◆ EXERCISE DESCRIPTION:
Where does the string "igual" appear in the records? Copy every line that contains it.

◆ DATASET EXTRACT:
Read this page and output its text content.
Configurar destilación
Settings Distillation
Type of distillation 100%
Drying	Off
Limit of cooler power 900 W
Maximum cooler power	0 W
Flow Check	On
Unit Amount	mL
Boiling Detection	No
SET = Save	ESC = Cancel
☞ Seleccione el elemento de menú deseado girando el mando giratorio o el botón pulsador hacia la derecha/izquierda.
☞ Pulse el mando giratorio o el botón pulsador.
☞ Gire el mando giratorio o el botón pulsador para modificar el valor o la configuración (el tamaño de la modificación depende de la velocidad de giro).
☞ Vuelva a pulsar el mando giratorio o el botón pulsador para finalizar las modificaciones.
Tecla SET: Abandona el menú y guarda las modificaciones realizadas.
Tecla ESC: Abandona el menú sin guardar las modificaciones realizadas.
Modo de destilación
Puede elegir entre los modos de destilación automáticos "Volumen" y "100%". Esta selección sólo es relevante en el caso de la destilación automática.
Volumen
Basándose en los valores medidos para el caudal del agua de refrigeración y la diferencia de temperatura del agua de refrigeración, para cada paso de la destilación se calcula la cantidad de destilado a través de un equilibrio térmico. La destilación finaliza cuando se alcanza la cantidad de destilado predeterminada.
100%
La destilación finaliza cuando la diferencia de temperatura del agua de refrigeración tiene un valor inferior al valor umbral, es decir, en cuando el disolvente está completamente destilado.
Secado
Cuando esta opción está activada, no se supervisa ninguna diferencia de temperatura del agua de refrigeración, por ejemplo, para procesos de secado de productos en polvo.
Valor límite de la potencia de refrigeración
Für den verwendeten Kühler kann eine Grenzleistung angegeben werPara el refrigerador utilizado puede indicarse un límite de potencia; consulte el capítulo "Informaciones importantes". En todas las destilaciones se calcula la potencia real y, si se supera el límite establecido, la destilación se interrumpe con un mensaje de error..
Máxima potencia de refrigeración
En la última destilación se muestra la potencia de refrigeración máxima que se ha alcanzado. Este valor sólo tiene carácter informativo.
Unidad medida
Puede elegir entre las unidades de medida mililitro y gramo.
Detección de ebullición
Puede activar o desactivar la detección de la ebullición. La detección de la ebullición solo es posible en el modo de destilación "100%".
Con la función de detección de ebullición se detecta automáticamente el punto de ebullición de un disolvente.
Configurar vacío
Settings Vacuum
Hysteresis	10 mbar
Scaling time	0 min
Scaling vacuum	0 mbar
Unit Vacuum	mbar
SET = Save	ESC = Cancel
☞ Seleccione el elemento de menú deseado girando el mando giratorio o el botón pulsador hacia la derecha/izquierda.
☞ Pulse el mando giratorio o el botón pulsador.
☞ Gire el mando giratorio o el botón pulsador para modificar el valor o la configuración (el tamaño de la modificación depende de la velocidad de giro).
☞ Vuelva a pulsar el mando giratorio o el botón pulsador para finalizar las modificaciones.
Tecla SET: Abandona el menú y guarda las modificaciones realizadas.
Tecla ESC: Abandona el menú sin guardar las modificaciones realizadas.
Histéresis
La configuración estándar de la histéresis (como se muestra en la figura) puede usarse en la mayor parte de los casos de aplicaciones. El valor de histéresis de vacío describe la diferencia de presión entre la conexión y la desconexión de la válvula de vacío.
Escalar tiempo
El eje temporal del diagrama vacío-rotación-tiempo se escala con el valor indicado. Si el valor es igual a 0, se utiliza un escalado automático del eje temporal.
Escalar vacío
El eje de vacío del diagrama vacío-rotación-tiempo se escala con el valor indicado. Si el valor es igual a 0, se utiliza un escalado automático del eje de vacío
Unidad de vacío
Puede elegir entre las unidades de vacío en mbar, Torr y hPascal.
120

◆ ANSWER TO THE TASK:
El eje temporal del diagrama vacío-rotación-tiempo se escala con el valor indicado. Si el valor es igual a 0, se utiliza un escalado automático del eje temporal.
El eje de vacío del diagrama vacío-rotación-tiempo se escala con el valor indicado. Si el valor es igual a 0, se utiliza un escalado automático del eje de vacío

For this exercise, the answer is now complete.